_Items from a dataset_
►

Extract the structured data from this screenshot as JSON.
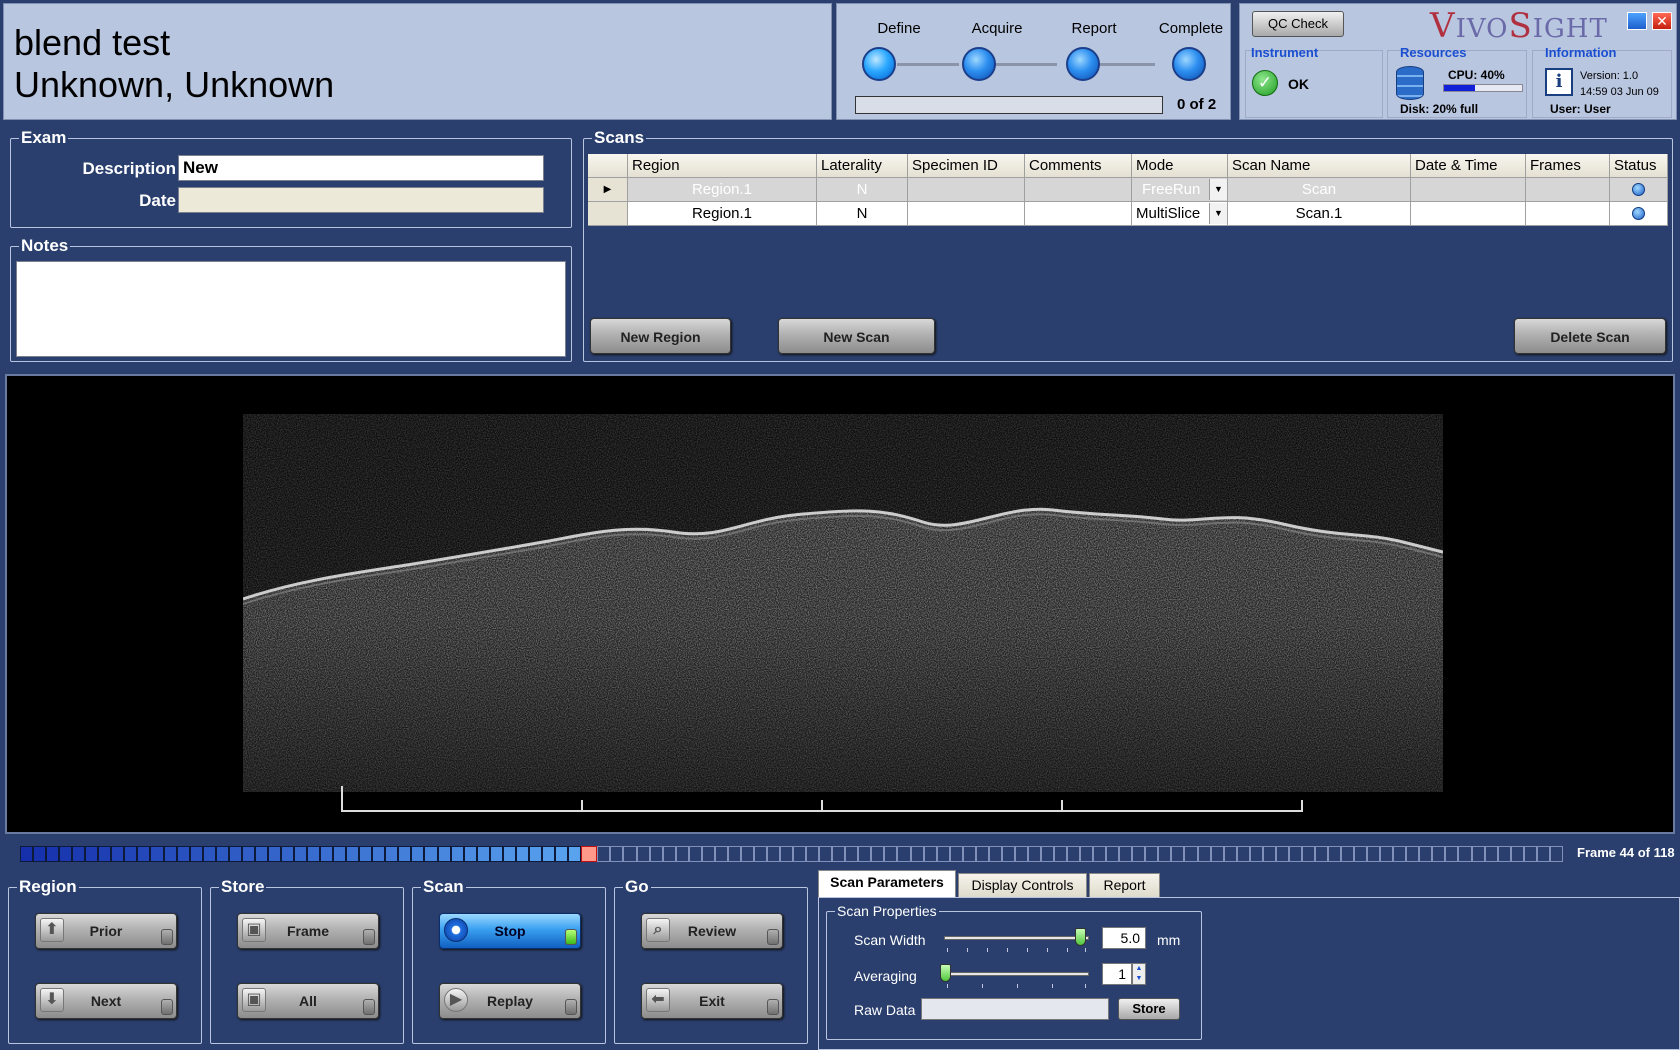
{
  "header": {
    "exam_name": "blend test",
    "patient_name": "Unknown, Unknown"
  },
  "workflow": {
    "steps": [
      {
        "label": "Define"
      },
      {
        "label": "Acquire"
      },
      {
        "label": "Report"
      },
      {
        "label": "Complete"
      }
    ],
    "progress_text": "0 of 2",
    "progress_fraction": 0
  },
  "app": {
    "qc_button": "QC Check",
    "logo_v": "V",
    "logo_ivo": "IVO",
    "logo_s": "S",
    "logo_ight": "IGHT",
    "close_glyph": "✕"
  },
  "instrument": {
    "heading": "Instrument",
    "status": "OK"
  },
  "resources": {
    "heading": "Resources",
    "cpu": "CPU: 40%",
    "cpu_fraction": 0.4,
    "disk": "Disk: 20% full"
  },
  "information": {
    "heading": "Information",
    "version": "Version: 1.0",
    "datetime": "14:59 03 Jun 09",
    "user": "User: User"
  },
  "exam": {
    "heading": "Exam",
    "description_label": "Description",
    "description_value": "New",
    "date_label": "Date",
    "date_value": ""
  },
  "notes": {
    "heading": "Notes",
    "value": ""
  },
  "scans": {
    "heading": "Scans",
    "columns": [
      "Region",
      "Laterality",
      "Specimen ID",
      "Comments",
      "Mode",
      "Scan Name",
      "Date & Time",
      "Frames",
      "Status"
    ],
    "rows": [
      {
        "region": "Region.1",
        "laterality": "N",
        "specimen_id": "",
        "comments": "",
        "mode": "FreeRun",
        "scan_name": "Scan",
        "date_time": "",
        "frames": ""
      },
      {
        "region": "Region.1",
        "laterality": "N",
        "specimen_id": "",
        "comments": "",
        "mode": "MultiSlice",
        "scan_name": "Scan.1",
        "date_time": "",
        "frames": ""
      }
    ],
    "new_region_button": "New Region",
    "new_scan_button": "New Scan",
    "delete_scan_button": "Delete Scan"
  },
  "frames": {
    "total": 118,
    "current": 44,
    "label": "Frame 44 of 118"
  },
  "controls": {
    "region": {
      "heading": "Region",
      "prior": "Prior",
      "next": "Next"
    },
    "store": {
      "heading": "Store",
      "frame": "Frame",
      "all": "All"
    },
    "scan": {
      "heading": "Scan",
      "stop": "Stop",
      "replay": "Replay"
    },
    "go": {
      "heading": "Go",
      "review": "Review",
      "exit": "Exit"
    }
  },
  "tabs": [
    {
      "label": "Scan Parameters"
    },
    {
      "label": "Display Controls"
    },
    {
      "label": "Report"
    }
  ],
  "scan_properties": {
    "heading": "Scan Properties",
    "scan_width_label": "Scan Width",
    "scan_width_value": "5.0",
    "scan_width_unit": "mm",
    "averaging_label": "Averaging",
    "averaging_value": "1",
    "raw_data_label": "Raw Data",
    "store_button": "Store"
  }
}
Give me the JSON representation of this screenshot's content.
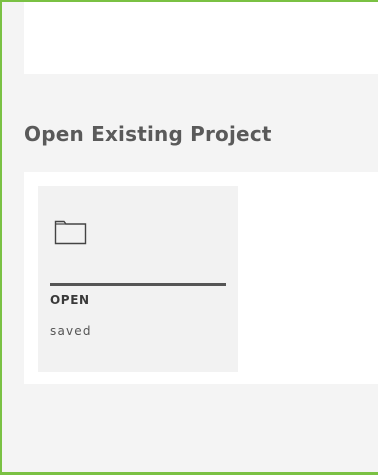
{
  "section": {
    "title": "Open Existing Project"
  },
  "project_card": {
    "icon": "folder-icon",
    "title": "OPEN",
    "subtitle": "saved"
  },
  "colors": {
    "frame_border": "#7ac143",
    "page_background": "#f4f4f4",
    "panel_background": "#ffffff",
    "card_background": "#f2f2f2",
    "heading_text": "#5a5a5a",
    "card_rule": "#555555"
  }
}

◄

_WHAT IS EXPECTED_
Leave out the pictures and output every record above precisely as given.

_SOLUTION_
Extract the structured data from this screenshot as JSON.
{
  "header": {
    "exam_name": "blend test",
    "patient_name": "Unknown, Unknown"
  },
  "workflow": {
    "steps": [
      {
        "label": "Define"
      },
      {
        "label": "Acquire"
      },
      {
        "label": "Report"
      },
      {
        "label": "Complete"
      }
    ],
    "progress_text": "0 of 2",
    "progress_fraction": 0
  },
  "app": {
    "qc_button": "QC Check",
    "logo_v": "V",
    "logo_ivo": "IVO",
    "logo_s": "S",
    "logo_ight": "IGHT",
    "close_glyph": "✕"
  },
  "instrument": {
    "heading": "Instrument",
    "status": "OK"
  },
  "resources": {
    "heading": "Resources",
    "cpu": "CPU: 40%",
    "cpu_fraction": 0.4,
    "disk": "Disk: 20% full"
  },
  "information": {
    "heading": "Information",
    "version": "Version: 1.0",
    "datetime": "14:59 03 Jun 09",
    "user": "User: User"
  },
  "exam": {
    "heading": "Exam",
    "description_label": "Description",
    "description_value": "New",
    "date_label": "Date",
    "date_value": ""
  },
  "notes": {
    "heading": "Notes",
    "value": ""
  },
  "scans": {
    "heading": "Scans",
    "columns": [
      "Region",
      "Laterality",
      "Specimen ID",
      "Comments",
      "Mode",
      "Scan Name",
      "Date & Time",
      "Frames",
      "Status"
    ],
    "rows": [
      {
        "region": "Region.1",
        "laterality": "N",
        "specimen_id": "",
        "comments": "",
        "mode": "FreeRun",
        "scan_name": "Scan",
        "date_time": "",
        "frames": ""
      },
      {
        "region": "Region.1",
        "laterality": "N",
        "specimen_id": "",
        "comments": "",
        "mode": "MultiSlice",
        "scan_name": "Scan.1",
        "date_time": "",
        "frames": ""
      }
    ],
    "new_region_button": "New Region",
    "new_scan_button": "New Scan",
    "delete_scan_button": "Delete Scan"
  },
  "frames": {
    "total": 118,
    "current": 44,
    "label": "Frame 44 of 118"
  },
  "controls": {
    "region": {
      "heading": "Region",
      "prior": "Prior",
      "next": "Next"
    },
    "store": {
      "heading": "Store",
      "frame": "Frame",
      "all": "All"
    },
    "scan": {
      "heading": "Scan",
      "stop": "Stop",
      "replay": "Replay"
    },
    "go": {
      "heading": "Go",
      "review": "Review",
      "exit": "Exit"
    }
  },
  "tabs": [
    {
      "label": "Scan Parameters"
    },
    {
      "label": "Display Controls"
    },
    {
      "label": "Report"
    }
  ],
  "scan_properties": {
    "heading": "Scan Properties",
    "scan_width_label": "Scan Width",
    "scan_width_value": "5.0",
    "scan_width_unit": "mm",
    "averaging_label": "Averaging",
    "averaging_value": "1",
    "raw_data_label": "Raw Data",
    "store_button": "Store"
  }
}
Give me the JSON representation of this screenshot's content.
{
  "section": {
    "title": "Open Existing Project"
  },
  "project_card": {
    "icon": "folder-icon",
    "title": "OPEN",
    "subtitle": "saved"
  },
  "colors": {
    "frame_border": "#7ac143",
    "page_background": "#f4f4f4",
    "panel_background": "#ffffff",
    "card_background": "#f2f2f2",
    "heading_text": "#5a5a5a",
    "card_rule": "#555555"
  }
}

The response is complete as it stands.